Can you print everything in the Tiguan forum thread, word for word, from "Hey all, just" down to "week from now."?

== Extracted text ==
.....

# Sticky  New forum for 2nd generation Tiguan (North American 2018MY)



## LangsamKafer (Jul 17, 2001)

Hey all, just a heads up that a new forum has been created for the 2nd gen Tiguan since it is a significant departure from the 1st gen.

Going forward, discussions on the 2nd gen Tiguan should happen in the Tiguan (MQB) forum. Current threads in this forum will be migrated over to that forum shortly. The redirect notifications will expire 1 week from now.

Thanks! :beer:


----------



## Mitman64 (Oct 12, 2019)

I have a 2013 Tiguan. Recently had check engine light. ODBii indicated random misfires. I replaced coil packs and plugs, since mileage is 99K and all parts were original. Cleared codes and all was good for a day or two. Check engine light returned. I went ahead and added Tekron fuel concentrate even though we’ve never run less than premium grade fuel. Now, we’ve driven about 400 miles and we’re on our second tank with Tekron. Today, alarm returned. This time the fault code was FUELSYSA OL_Fault. 

I’m not sure what to check or do next. 

Can anyone make recommendations?


----------



## babe2 (Jan 29, 2021)

Mitman64 said:


> I have a 2013 Tiguan. Recently had check engine light. ODBii indicated random misfires. I replaced coil packs and plugs, since mileage is 99K and all parts were original. Cleared codes and all was good for a day or two. Check engine light returned. I went ahead and added Tekron fuel concentrate even though we’ve never run less than premium grade fuel. Now, we’ve driven about 400 miles and we’re on our second tank with Tekron. Today, alarm returned. This time the fault code was FUELSYSA OL_Fault.
> 
> I’m not sure what to check or do next.
> 
> Can anyone make recommendations?




I think both O2 sensors are at fault. Should monitor the temp. gauge after the engine warms up.


----------

.....

== Dataset records ==
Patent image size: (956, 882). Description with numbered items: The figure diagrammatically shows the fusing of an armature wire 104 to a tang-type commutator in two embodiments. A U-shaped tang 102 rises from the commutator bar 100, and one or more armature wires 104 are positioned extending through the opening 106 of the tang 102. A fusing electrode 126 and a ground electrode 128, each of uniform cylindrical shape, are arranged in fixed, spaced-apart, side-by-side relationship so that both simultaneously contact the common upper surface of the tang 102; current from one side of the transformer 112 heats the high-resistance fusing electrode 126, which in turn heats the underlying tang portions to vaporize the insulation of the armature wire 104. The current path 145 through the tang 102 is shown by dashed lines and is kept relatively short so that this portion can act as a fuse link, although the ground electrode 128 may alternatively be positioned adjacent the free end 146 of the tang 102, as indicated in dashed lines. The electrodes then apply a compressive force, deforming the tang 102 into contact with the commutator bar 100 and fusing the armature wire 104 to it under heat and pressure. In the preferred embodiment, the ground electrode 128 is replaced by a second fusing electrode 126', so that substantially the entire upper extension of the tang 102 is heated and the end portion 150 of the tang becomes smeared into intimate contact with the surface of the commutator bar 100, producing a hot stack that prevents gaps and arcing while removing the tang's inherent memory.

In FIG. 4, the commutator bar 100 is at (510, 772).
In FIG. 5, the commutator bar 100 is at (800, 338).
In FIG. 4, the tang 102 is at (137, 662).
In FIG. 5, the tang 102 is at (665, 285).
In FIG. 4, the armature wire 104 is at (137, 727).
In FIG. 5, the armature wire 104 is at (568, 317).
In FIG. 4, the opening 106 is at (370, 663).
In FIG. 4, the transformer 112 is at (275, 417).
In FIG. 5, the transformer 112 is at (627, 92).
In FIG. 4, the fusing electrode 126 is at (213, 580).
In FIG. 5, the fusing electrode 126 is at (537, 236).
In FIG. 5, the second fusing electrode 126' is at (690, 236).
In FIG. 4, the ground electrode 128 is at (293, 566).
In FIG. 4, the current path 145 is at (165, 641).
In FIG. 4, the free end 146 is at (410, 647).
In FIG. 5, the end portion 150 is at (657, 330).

.....

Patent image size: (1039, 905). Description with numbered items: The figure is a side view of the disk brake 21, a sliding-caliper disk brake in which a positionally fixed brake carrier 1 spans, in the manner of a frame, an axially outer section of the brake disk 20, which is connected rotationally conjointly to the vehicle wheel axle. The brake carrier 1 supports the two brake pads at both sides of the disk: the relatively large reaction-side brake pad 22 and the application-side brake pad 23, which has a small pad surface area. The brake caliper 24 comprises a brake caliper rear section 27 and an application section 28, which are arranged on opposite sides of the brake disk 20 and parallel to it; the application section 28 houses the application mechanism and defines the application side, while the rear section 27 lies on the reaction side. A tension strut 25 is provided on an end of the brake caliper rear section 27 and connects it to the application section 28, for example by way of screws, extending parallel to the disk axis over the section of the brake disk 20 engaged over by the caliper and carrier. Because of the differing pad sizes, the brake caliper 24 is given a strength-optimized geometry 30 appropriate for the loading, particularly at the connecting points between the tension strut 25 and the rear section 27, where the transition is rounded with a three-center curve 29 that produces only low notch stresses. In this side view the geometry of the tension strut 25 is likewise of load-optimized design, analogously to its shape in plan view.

.....

== Exercise response ==
Hey all, just a heads up that a new forum has been created for the 2nd gen Tiguan since it is a significant departure from the 1st gen.

Going forward, discussions on the 2nd gen Tiguan should happen in the Tiguan (MQB) forum. Current threads in this forum will be migrated over to that forum shortly. The redirect notifications will expire 1 week from now.